__Exercise objective__
Reproduce all of the data below without alteration; exclude every picture.

++++++++

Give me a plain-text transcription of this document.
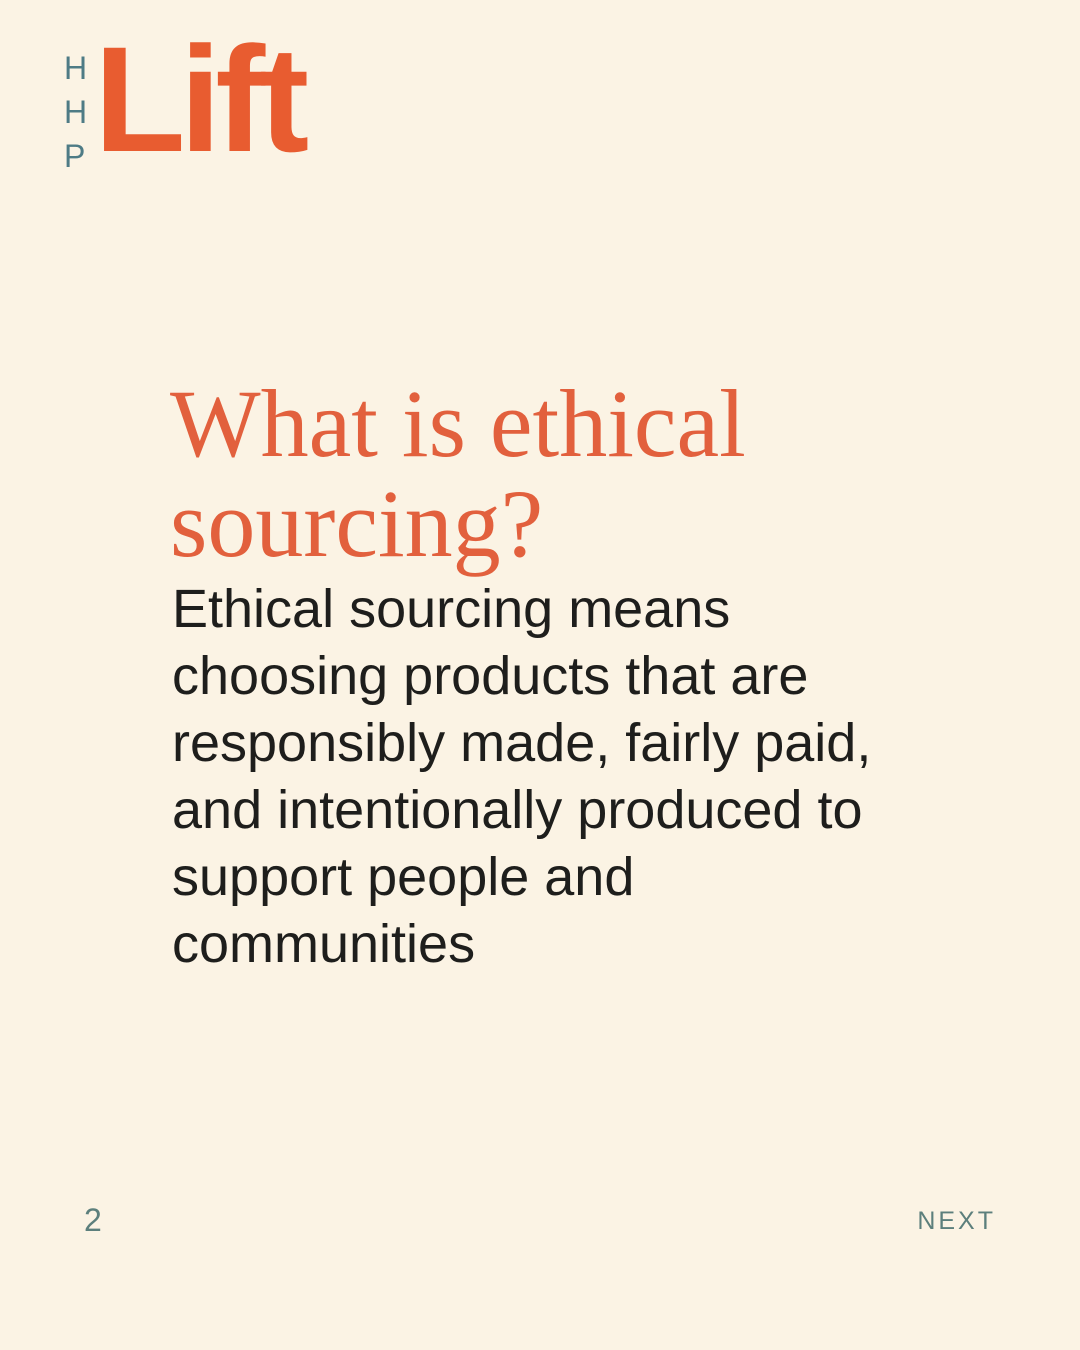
H
H
P Lift
What is ethical
sourcing?

Ethical sourcing means
choosing products that are
responsibly made, fairly paid,
and intentionally produced to
support people and
communities

2	NEXT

++++++++

__The output__
Give me a plain-text transcription of this document.
H
H
P Lift
What is ethical
sourcing?

Ethical sourcing means
choosing products that are
responsibly made, fairly paid,
and intentionally produced to
support people and
communities

2	NEXT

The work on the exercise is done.